» **SELECTED TEXT**:
************
The Voice is the second studio album by American rapper Mike Jones. It was released on April 28, 2009 by Warner Bros. Records, Asylum Records and Ice Age Entertainment. Production was handled by several producers, including Jim Jonsin, Mr. Collipark, J.R. Rotem and Big E, among others.

The album sold 25,000 copies in its first week, debuting at number 12 on the US Billboard 200 on April 22, 2009. As of February 1, 2014, the album has sold 200,000 copies in the United States.

Singles
The album's lead single "Drop & Gimme 50" features Hurricane Chris. The album's second single "Cuddy Buddy" featuring T-Pain, Twista and Lil Wayne. The album's third single "Next to You" featuring Nae Nae. The album's fourth single "Swagg Thru The Roof" featuring Swole. The album's fifth single "Boi!" featuring Young Problemz.
************
» **ITEMS**:
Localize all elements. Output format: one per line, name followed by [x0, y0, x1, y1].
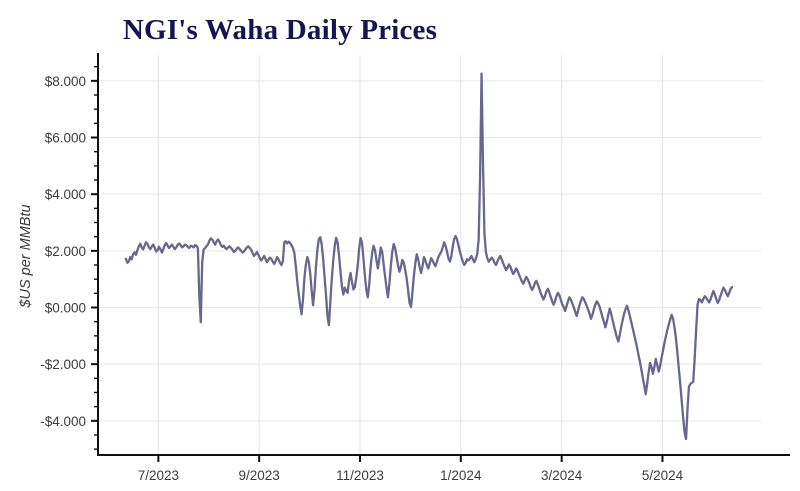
x-tick-label: 1/2024 — [440, 468, 482, 483]
data-series-group — [124, 72, 734, 441]
y-tick-label: $0.000 — [45, 301, 86, 316]
axis-lines — [97, 53, 790, 456]
y-tick-label: $8.000 — [45, 74, 86, 89]
y-tick-label: $2.000 — [45, 244, 86, 259]
vertical-gridlines — [157, 55, 663, 455]
y-tick-label: $6.000 — [45, 131, 86, 146]
series-line-1 — [124, 72, 734, 441]
y-axis-ticks — [91, 65, 98, 450]
x-tick-label: 9/2023 — [239, 468, 280, 483]
chart-title: NGI's Waha Daily Prices — [122, 14, 438, 46]
y-tick-label: -$2.000 — [40, 357, 86, 372]
x-tick-label: 5/2024 — [642, 468, 684, 483]
x-axis-ticks — [157, 455, 664, 462]
y-tick-label: -$4.000 — [40, 414, 86, 429]
y-axis-tick-labels: $8.000 $6.000 $4.000 $2.000 $0.000 -$2.000 -$4… — [40, 74, 86, 429]
x-tick-label: 11/2023 — [336, 468, 384, 483]
x-tick-label: 3/2024 — [541, 468, 583, 483]
x-axis-tick-labels: 7/2023 9/2023 11/2023 1/2024 3/2024 5/2024 — [138, 468, 684, 483]
y-tick-label: $4.000 — [45, 187, 86, 202]
x-tick-label: 7/2023 — [138, 468, 179, 483]
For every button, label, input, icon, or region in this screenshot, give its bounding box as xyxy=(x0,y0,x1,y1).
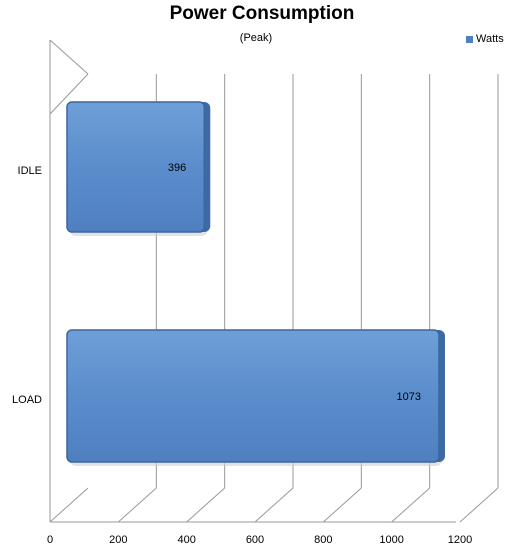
x-tick-label: 200 xyxy=(109,534,127,546)
x-tick-label: 1200 xyxy=(448,534,472,546)
labels: 0 200 400 600 800 1000 1200 396 IDLE 1073 LOAD xyxy=(12,162,472,546)
data-label: 396 xyxy=(168,162,186,174)
x-tick-label: 400 xyxy=(177,534,195,546)
y-category-label: IDLE xyxy=(18,165,42,177)
x-tick-label: 600 xyxy=(246,534,264,546)
floor-gridline xyxy=(254,487,294,523)
floor-gridline xyxy=(49,487,89,523)
x-tick-label: 0 xyxy=(47,534,53,546)
floor-gridline xyxy=(186,487,226,523)
chart-subtitle: (Peak) xyxy=(239,32,273,44)
floor-gridline xyxy=(391,487,431,523)
floor-gridline xyxy=(322,487,362,523)
bar-idle xyxy=(66,101,206,233)
plot-back-wall xyxy=(49,39,456,523)
legend-swatch xyxy=(466,35,473,43)
floor-gridline xyxy=(459,487,499,523)
data-label: 1073 xyxy=(396,391,420,403)
bar-load xyxy=(66,329,440,463)
y-category-label: LOAD xyxy=(12,394,42,406)
x-tick-label: 800 xyxy=(314,534,332,546)
x-tick-label: 1000 xyxy=(379,534,403,546)
bars xyxy=(66,101,445,466)
floor-gridline xyxy=(117,487,157,523)
chart-title: Power Consumption xyxy=(169,3,355,24)
legend: Watts xyxy=(466,33,504,45)
left-wall-top xyxy=(49,39,89,75)
legend-label: Watts xyxy=(476,33,504,45)
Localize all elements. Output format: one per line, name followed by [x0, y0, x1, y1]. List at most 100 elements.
************
» **OBJECTIVES**:
A - In the text about the album The Voice, rewrite the paragraph beginning "The album's lead single" as a list.
B - Carry on the text about the album The Voice from where it ends.

» **FINAL ANSWERS**:
A -
- Lead single: "Drop & Gimme 50," featuring Hurricane Chris
- Second single: "Cuddy Buddy," featuring T-Pain, Twista and Lil Wayne
- Third single: "Next to You," featuring Nae Nae
- Fourth single: "Swagg Thru The Roof," featuring Swole
- Fifth single: "Boi!," featuring Young Problemz

B -
Critical reception

The Voice garnered mixed reviews from music critics. AllMusic's David Jeffries gave praise to the album's three singles and "Give Me a Call" but felt the rest of the track listing contained "redundant cuts and overdone party numbers" with Jones' overused gimmicky catchphrases. He called the record a "significant step up" from The American Dream EP. Nathan Slavik of DJBooth highlighted both "Next to You" and "Cuddy Buddy" as potential radio chart-toppers but found the album going into "unlistenable territory" with tracks ranging from a "half-baked" dance craze ("Drop & Gimmie 50"), butchering of a celebratory anthem ("Happy Birthday") and "Scandalous Hoes II". Slavik concluded by giving his take on Jones' next project: "Sadly expectations will be low after The Voice, here's hoping he truly delivers something unexpected." Conversely, Steve 'Flash' Juon from RapReviews praised Jones for delivering a decently paced album that has catchy beats to invigorate the collaborative tracks while also showcasing both his lyrical and vocal improvements from the past four years, concluding with "Regardless of the reasons it's clear that Mike Jones is a more seasoned and polished pro of the rap game, and The Voice is planning to have a long career in hip-hop music. Let's hope there's no more politics and bullshit getting in the way of his career."

Track listing

References

2009 albums
Mike Jones (rapper) albums
Asylum Records albums
Albums produced by Mike Dean (record producer)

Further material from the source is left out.